Extracted text:
== == ==

And you're able to do that for them.
That's the music business is the same thing.
You find a young,
we've got a young driver now,
a young recording artist's name, Kelsey Hart.
He's got a song called Life with You.
And it's kind of how I felt
when I got married years ago,
I wanted to do life with my wife.
And here's a guy with a song
saying, I want to do life with you.
And it's connecting,
it's already gold and it's not even in the top 30.
Or Dylan Scott would be a better example.
Dylan, by the way, loves racing.
I don't know if you've followed him.
But there's the guy that is, to me, like Tim Dugger,
but he's a younger version of Tim Dugger.
Dylan Scott, he's exploding on our label right now.
And there's no difference in what we're doing with Dylan Scott
or what we did with Libreys or what we're doing today
or what we did years with Tim McGrath for 23 years.
Tim McGrath was with us.
Now, look, Tim McGraw left after 23 years
and went with my next-door neighbor, Scott Borchetta,
but Tyler Reddick left and went with Childress, right?
Yeah.
I mean, drivers sometimes...
It happens, yeah.
You understand it.
I mean, in 2008, you made a huge decision to join Hendrick,
and you made the right decision.
But another eight, all these eights, but in 2008, you made that choice.
Well, you made the right choice.
You made the right choice,
because he could give you a product that you felt
could go take you to the next level.
And you felt you could also take him to that level,
and he felt that way, and you did.
Well, so I guess all I'm saying is,
it's very similar what Rick Hendrick did with you,
what you're doing with, what you're doing,
what you did with the various drivers I just mentioned,
who you won those five championships with,
is the same thing I do when I find a young artist like Dylan Scott.
I try to put a team around him that can make sure
that his records get played on the radio,
and that he gets the opportunities.
We put Tim Dugger on the truck that won the championship on the deck later.
Yeah, he wanted me to tell you hello.
He was really excited about this episode.
Well, I love Tim Dugger.
And Tim Dugger has built a career around racing.
And he's not trying to be Tim McGrath.
He's trying to be Tim Dugger.
And, you know, it's like you mentioned Dick Brooks,
or you mentioned Richard Childress when he was a driver.
Some drivers were content to be to drive.
as independents and did it their whole lives.
Dave Marcus was, you know, and that, and I remember Bill France Jr. saying we can have super
teams, but they're never going to fill the second half of the field.
Yeah.
The second half of the field has to be those people.
And out of those independents might come the next children's.
That's right.
But it's hard.
Yeah.
But it's possible.
But, I mean, so I would say to you, you'd be a tough competitor for me.
If you went into the music business.
Yeah.
So why don't you do it?
Oh, I don't know.
I don't know.
Why don't you find an artist?
I don't have any experience.
I mean, it's like I wouldn't open a restaurant, you know, expecting to be successful if I didn't know how to run a restaurant.
But I do feel like that I have, I do feel like when I know when I hear good music and I know when I hear something unique or special.
And like I say, I mean, if I had maybe.
committed myself in my early 20s to being a grunt that was out on the beat, going into the clubs
and listening to the vans and trying to find something special somewhere in the small towns
around the country.
That would have been probably a thankless but a very fun, fruitful existence.
And maybe that would have turned into something different over time.
But I would have enjoyed, like I love the discovery of music.
That's the best part about it.
Well, you've talked about your love for music and how you could do this and what you've done, obviously, as a car owner and as a driver.

== == ==

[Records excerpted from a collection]
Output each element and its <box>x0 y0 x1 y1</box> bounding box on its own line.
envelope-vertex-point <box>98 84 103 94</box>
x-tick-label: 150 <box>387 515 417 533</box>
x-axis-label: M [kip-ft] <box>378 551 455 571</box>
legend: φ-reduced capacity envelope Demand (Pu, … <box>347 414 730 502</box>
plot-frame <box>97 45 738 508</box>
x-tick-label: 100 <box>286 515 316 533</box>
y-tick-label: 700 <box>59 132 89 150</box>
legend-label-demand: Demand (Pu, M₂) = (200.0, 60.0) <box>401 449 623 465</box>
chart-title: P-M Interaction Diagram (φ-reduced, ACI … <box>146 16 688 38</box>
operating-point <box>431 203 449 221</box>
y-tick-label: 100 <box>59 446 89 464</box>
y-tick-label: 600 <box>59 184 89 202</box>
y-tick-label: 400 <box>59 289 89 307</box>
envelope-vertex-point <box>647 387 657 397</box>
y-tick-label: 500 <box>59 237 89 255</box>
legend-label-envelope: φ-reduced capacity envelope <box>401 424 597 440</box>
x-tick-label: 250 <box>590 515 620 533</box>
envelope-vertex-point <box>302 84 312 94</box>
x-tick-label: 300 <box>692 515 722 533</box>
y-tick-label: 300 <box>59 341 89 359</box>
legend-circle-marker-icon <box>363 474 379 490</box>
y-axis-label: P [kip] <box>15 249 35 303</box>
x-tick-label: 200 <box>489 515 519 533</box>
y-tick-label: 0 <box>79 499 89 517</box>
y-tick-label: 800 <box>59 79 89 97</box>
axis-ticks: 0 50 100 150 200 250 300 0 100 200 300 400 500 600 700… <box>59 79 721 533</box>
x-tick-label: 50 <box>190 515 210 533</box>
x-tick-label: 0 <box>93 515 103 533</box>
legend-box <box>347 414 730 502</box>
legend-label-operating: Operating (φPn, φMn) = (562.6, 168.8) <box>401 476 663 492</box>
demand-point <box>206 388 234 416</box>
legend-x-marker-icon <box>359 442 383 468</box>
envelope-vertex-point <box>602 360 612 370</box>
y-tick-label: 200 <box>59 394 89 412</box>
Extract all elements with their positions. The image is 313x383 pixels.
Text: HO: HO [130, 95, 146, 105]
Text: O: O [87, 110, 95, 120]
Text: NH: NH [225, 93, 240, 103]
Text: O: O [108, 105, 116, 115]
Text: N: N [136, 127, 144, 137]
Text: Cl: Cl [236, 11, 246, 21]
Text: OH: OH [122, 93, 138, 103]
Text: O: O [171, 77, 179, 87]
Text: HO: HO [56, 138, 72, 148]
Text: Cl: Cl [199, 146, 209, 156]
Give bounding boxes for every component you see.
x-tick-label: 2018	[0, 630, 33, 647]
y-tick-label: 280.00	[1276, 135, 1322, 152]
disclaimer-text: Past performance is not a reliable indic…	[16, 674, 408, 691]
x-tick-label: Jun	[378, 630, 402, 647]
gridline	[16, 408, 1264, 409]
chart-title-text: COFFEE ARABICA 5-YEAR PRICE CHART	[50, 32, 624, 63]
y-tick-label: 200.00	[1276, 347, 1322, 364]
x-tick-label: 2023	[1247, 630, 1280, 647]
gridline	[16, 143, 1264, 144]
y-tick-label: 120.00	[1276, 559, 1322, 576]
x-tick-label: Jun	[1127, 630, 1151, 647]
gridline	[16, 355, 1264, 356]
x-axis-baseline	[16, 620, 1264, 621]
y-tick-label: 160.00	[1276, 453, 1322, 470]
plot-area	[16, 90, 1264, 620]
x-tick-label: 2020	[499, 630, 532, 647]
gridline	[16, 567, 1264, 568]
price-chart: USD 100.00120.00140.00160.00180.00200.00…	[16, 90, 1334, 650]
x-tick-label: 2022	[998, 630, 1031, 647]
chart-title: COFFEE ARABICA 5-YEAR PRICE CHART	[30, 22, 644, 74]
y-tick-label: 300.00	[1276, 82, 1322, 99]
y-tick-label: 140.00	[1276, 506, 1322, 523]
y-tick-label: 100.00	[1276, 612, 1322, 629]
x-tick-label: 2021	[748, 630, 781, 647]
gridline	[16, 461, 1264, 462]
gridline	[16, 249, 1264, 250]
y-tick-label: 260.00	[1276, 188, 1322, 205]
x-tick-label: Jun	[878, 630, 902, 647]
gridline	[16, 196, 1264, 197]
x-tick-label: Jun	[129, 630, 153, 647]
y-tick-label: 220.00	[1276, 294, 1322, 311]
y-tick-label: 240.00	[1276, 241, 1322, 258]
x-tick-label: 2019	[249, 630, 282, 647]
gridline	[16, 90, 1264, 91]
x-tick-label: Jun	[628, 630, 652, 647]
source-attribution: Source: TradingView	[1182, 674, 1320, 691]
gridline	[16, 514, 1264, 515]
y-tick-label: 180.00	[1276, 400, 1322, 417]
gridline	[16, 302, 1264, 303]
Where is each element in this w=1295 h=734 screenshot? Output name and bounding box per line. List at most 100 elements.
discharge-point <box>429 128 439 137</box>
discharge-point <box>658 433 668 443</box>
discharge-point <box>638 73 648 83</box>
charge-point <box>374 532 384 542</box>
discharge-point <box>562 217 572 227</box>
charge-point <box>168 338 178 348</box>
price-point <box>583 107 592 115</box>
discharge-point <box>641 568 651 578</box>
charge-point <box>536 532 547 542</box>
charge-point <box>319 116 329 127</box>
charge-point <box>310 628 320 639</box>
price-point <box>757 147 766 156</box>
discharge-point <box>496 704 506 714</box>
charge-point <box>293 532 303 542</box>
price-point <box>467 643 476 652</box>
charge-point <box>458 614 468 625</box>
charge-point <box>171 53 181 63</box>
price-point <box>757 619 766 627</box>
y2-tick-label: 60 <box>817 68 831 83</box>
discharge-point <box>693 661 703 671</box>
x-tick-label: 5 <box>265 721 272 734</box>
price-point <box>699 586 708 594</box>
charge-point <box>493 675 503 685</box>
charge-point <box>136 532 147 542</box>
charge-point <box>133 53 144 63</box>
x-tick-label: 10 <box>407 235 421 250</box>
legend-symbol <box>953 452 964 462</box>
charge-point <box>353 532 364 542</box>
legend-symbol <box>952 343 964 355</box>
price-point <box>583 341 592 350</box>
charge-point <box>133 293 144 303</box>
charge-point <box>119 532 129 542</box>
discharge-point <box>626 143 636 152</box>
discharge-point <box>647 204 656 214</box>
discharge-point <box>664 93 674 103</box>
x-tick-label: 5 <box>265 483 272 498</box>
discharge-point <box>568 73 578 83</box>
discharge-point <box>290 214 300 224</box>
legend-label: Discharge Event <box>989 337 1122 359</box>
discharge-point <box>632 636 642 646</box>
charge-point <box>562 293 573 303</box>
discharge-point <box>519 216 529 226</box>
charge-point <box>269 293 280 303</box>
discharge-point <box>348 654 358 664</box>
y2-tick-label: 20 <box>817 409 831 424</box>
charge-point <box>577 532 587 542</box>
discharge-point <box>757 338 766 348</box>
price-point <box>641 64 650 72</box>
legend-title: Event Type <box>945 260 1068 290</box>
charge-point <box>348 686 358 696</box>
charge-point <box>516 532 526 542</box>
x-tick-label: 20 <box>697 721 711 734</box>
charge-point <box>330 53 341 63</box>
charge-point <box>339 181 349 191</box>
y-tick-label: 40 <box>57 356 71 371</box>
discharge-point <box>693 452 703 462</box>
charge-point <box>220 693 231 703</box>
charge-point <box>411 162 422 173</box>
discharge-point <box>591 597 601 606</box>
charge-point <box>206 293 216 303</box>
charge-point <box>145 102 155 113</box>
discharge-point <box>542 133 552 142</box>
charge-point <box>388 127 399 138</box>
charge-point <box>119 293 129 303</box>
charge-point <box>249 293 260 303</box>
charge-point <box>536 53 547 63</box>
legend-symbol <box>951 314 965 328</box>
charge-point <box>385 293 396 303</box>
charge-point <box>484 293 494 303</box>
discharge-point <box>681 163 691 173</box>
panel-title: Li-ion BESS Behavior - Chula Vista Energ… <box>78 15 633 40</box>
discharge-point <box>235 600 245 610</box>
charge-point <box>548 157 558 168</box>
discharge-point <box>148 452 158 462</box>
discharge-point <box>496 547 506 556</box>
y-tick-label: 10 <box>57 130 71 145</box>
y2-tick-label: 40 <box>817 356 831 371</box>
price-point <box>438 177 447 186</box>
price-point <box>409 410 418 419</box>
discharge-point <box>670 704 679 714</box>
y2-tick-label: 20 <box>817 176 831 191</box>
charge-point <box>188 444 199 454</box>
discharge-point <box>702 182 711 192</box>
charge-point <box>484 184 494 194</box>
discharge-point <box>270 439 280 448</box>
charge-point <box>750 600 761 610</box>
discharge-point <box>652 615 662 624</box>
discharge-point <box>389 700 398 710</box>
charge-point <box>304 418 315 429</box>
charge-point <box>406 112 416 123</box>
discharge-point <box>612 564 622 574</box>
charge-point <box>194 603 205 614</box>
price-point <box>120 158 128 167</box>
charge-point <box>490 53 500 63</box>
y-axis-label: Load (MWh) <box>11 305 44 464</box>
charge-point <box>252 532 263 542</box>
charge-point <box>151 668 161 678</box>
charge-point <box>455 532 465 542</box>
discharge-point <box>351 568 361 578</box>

== == ==

Things to do:
1: Translate this sentence from the music-and-racing transcript into Spanish: "Dylan, by the way, loves racing."
2: Carry on the music-and-racing transcript from its final line.

Answers:
1: A Dylan, por cierto, le encantan las carreras.

2:
And what you've done on television, what you've done with NBC and what you're doing with the podcast.
I would say in many ways, you and I probably have both tried a lot of different things.
It's safe to say we've both tried to.
The one thing that you and I have in common is we don't give up.
And second of all, we've made sure that while others around us have done things that we wouldn't do,
and we've seen them make those mistakes, we've tried not to make those mistakes.
We've tried not to get in over our heads.
Sure.
We've tried not to get in, you said the magic word, that you don't know how to run a restaurant.
Well, neither do I.
I love to eat at restaurants.
I've been trying to lose a little weight.
But I've always said I don't want to do something in a field that I don't know.
And that's why I've literally studied racing history.
I mean, I follow it.
I mean, I'm just as excited about Ralph Fernhardt winning the sportsman championship in 1956
as I am about us winning with Thai Majesky in 2024.
I love racing history and I love music history.
But I wouldn't want to get into a restaurant just for the same reason that you don't want to get into it
because it's not our expertise.
We're not cooks.
We like to eat, but we don't like to be cooks.
And chefs, and some of the best restaurants are run by chefs that know how to make special food.
But I think the real key is to find something you love, whether it's one thing, two things, or three things.
And if you love being in the music business, find an artist and call me and we'll develop, find a new artist.
And with your contacts and mine will develop the artist.
All right.
If I find somebody, I will.
Find the next star.
attention. If you don't know how, if you want to open a restaurant but don't know how to run one,
you partner with somebody who does. That's an alternate route, which is what I did with the
Whiskey Rivers in the airports. I can't thank you enough for coming today and giving me your time.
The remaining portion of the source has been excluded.